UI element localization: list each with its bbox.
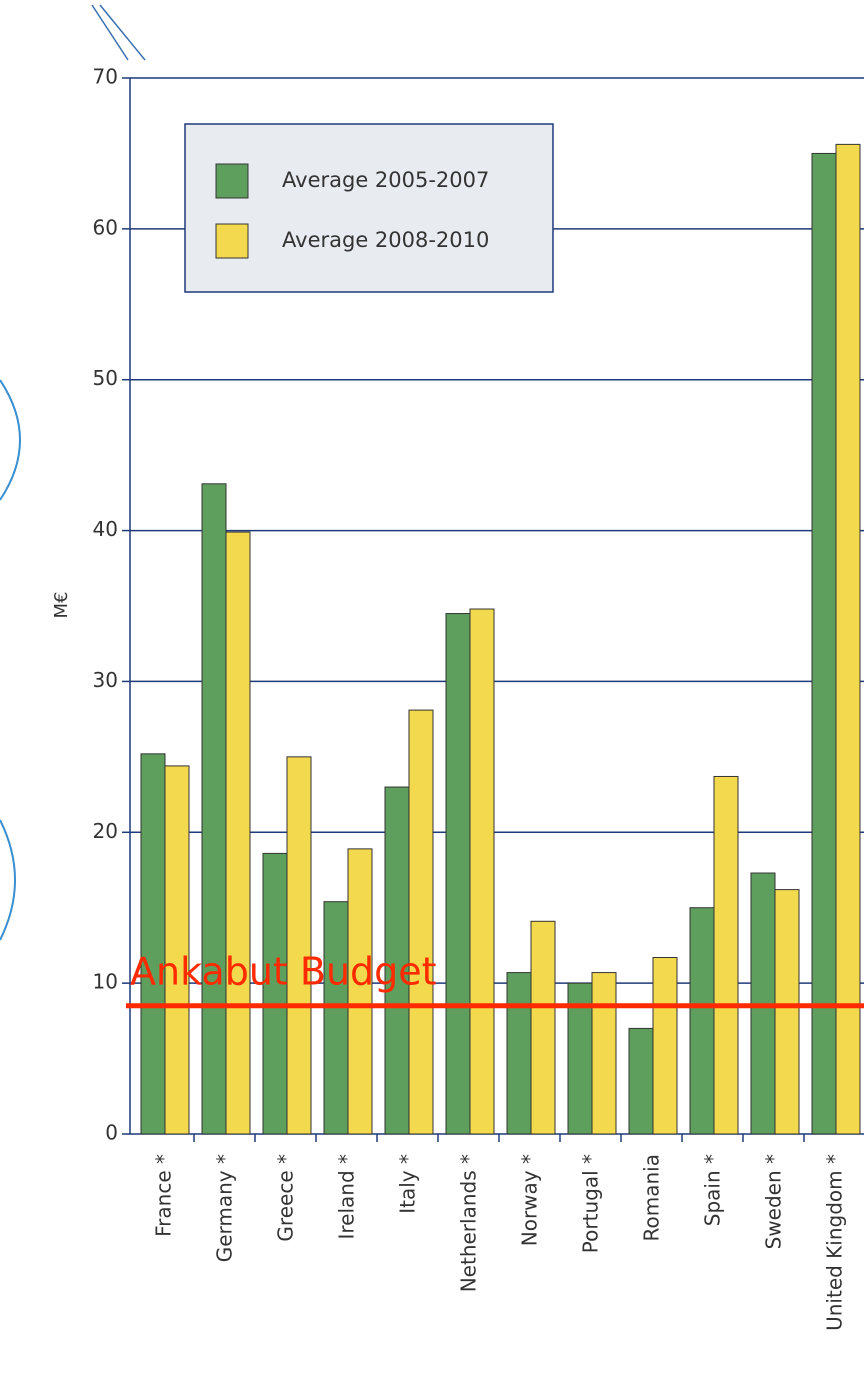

------------------------------

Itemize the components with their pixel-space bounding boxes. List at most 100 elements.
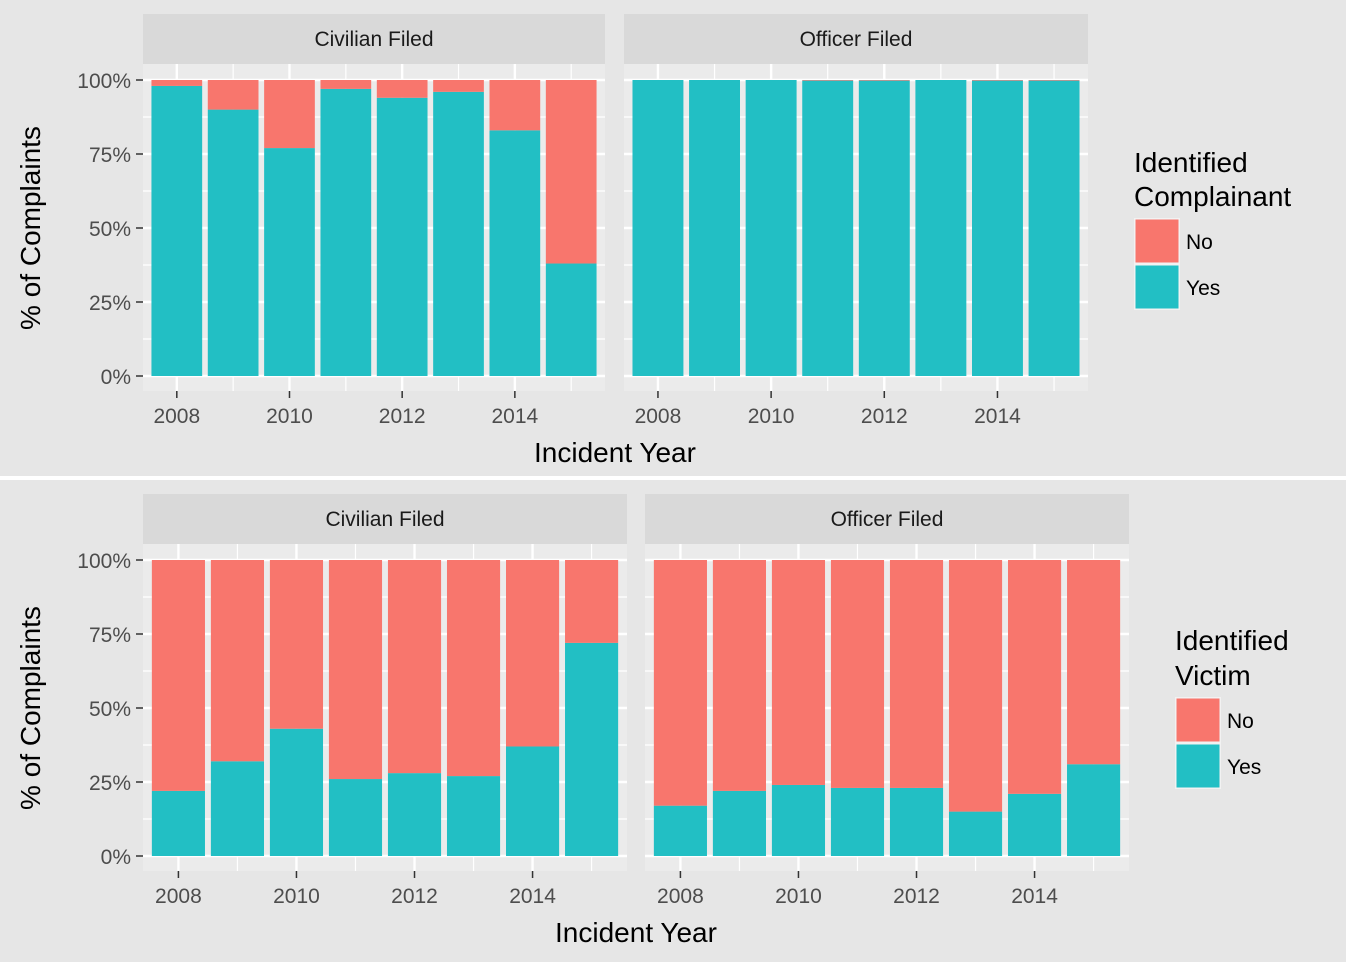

------------------------------

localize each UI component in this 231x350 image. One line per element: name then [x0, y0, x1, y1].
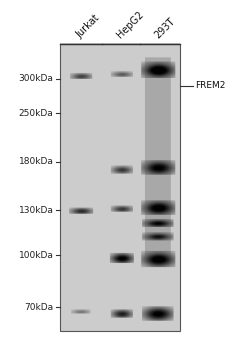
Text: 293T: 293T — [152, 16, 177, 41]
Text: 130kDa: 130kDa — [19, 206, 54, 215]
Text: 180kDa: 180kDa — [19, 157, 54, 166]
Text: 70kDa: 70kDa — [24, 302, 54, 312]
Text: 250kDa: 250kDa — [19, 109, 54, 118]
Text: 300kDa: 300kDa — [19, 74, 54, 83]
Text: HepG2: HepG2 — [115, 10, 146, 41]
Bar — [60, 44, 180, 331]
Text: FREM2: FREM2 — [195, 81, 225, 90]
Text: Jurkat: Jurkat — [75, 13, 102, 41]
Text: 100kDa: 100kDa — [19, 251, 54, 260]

------------------------------

### WHAT THE EXERCISE ASKS
Please replace "image" with "picture" in the lines starting with the line with "localize each UI" and going on through the line with "Text: Jurkat: Jurkat — [75, 13, 102, 41]", changing nothing else. Give only those lines, and leave the pictures out.

### PROBLEM SOLUTION
localize each UI component in this 231x350 picture. One line per element: name then [x0, y0, x1, y1].
Text: 293T: 293T — [152, 16, 177, 41]
Text: 130kDa: 130kDa — [19, 206, 54, 215]
Text: 180kDa: 180kDa — [19, 157, 54, 166]
Text: 70kDa: 70kDa — [24, 302, 54, 312]
Text: 250kDa: 250kDa — [19, 109, 54, 118]
Text: 300kDa: 300kDa — [19, 74, 54, 83]
Text: HepG2: HepG2 — [115, 10, 146, 41]
Bar — [60, 44, 180, 331]
Text: FREM2: FREM2 — [195, 81, 225, 90]
Text: Jurkat: Jurkat — [75, 13, 102, 41]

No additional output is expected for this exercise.